◆ PROBLEM: Print out every record exactly as it appears.

-- start LISTING --

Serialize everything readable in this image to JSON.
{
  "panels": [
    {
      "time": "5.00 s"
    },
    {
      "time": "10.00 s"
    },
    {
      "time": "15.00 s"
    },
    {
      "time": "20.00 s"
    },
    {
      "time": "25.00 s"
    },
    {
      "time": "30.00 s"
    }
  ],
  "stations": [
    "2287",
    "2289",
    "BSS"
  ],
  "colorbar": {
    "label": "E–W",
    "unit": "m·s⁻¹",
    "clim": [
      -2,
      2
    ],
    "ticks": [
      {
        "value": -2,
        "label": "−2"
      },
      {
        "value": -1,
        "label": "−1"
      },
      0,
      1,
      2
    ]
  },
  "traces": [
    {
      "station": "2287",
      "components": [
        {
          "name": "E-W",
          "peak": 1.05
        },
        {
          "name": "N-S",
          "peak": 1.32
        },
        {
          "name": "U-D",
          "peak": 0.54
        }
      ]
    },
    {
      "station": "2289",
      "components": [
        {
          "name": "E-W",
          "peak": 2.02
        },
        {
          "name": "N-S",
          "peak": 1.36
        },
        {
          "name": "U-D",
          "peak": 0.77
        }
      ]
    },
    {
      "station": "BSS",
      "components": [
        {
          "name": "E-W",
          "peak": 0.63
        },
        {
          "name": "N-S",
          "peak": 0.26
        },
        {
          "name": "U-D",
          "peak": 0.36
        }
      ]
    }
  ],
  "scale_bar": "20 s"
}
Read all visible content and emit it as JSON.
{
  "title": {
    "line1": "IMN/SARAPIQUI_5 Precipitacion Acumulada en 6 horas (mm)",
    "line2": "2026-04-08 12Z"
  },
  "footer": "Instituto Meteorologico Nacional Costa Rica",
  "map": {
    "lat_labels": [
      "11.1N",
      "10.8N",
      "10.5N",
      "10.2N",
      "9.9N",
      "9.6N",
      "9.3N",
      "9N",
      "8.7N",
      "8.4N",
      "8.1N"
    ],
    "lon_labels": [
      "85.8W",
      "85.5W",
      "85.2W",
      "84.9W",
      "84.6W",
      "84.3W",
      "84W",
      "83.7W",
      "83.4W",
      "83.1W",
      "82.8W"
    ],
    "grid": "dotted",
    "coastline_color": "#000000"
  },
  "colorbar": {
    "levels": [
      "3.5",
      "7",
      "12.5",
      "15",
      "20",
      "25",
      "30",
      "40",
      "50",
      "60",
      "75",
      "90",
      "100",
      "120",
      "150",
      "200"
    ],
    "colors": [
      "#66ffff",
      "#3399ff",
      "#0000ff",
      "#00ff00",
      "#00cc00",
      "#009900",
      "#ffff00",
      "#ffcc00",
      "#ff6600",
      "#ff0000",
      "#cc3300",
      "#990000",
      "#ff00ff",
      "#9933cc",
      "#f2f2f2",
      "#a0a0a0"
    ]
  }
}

-- end LISTING --

◆ TASK ANSWER:
Serialize everything readable in this image to JSON.
{
  "panels": [
    {
      "time": "5.00 s"
    },
    {
      "time": "10.00 s"
    },
    {
      "time": "15.00 s"
    },
    {
      "time": "20.00 s"
    },
    {
      "time": "25.00 s"
    },
    {
      "time": "30.00 s"
    }
  ],
  "stations": [
    "2287",
    "2289",
    "BSS"
  ],
  "colorbar": {
    "label": "E–W",
    "unit": "m·s⁻¹",
    "clim": [
      -2,
      2
    ],
    "ticks": [
      {
        "value": -2,
        "label": "−2"
      },
      {
        "value": -1,
        "label": "−1"
      },
      0,
      1,
      2
    ]
  },
  "traces": [
    {
      "station": "2287",
      "components": [
        {
          "name": "E-W",
          "peak": 1.05
        },
        {
          "name": "N-S",
          "peak": 1.32
        },
        {
          "name": "U-D",
          "peak": 0.54
        }
      ]
    },
    {
      "station": "2289",
      "components": [
        {
          "name": "E-W",
          "peak": 2.02
        },
        {
          "name": "N-S",
          "peak": 1.36
        },
        {
          "name": "U-D",
          "peak": 0.77
        }
      ]
    },
    {
      "station": "BSS",
      "components": [
        {
          "name": "E-W",
          "peak": 0.63
        },
        {
          "name": "N-S",
          "peak": 0.26
        },
        {
          "name": "U-D",
          "peak": 0.36
        }
      ]
    }
  ],
  "scale_bar": "20 s"
}
Read all visible content and emit it as JSON.
{
  "title": {
    "line1": "IMN/SARAPIQUI_5 Precipitacion Acumulada en 6 horas (mm)",
    "line2": "2026-04-08 12Z"
  },
  "footer": "Instituto Meteorologico Nacional Costa Rica",
  "map": {
    "lat_labels": [
      "11.1N",
      "10.8N",
      "10.5N",
      "10.2N",
      "9.9N",
      "9.6N",
      "9.3N",
      "9N",
      "8.7N",
      "8.4N",
      "8.1N"
    ],
    "lon_labels": [
      "85.8W",
      "85.5W",
      "85.2W",
      "84.9W",
      "84.6W",
      "84.3W",
      "84W",
      "83.7W",
      "83.4W",
      "83.1W",
      "82.8W"
    ],
    "grid": "dotted",
    "coastline_color": "#000000"
  },
  "colorbar": {
    "levels": [
      "3.5",
      "7",
      "12.5",
      "15",
      "20",
      "25",
      "30",
      "40",
      "50",
      "60",
      "75",
      "90",
      "100",
      "120",
      "150",
      "200"
    ],
    "colors": [
      "#66ffff",
      "#3399ff",
      "#0000ff",
      "#00ff00",
      "#00cc00",
      "#009900",
      "#ffff00",
      "#ffcc00",
      "#ff6600",
      "#ff0000",
      "#cc3300",
      "#990000",
      "#ff00ff",
      "#9933cc",
      "#f2f2f2",
      "#a0a0a0"
    ]
  }
}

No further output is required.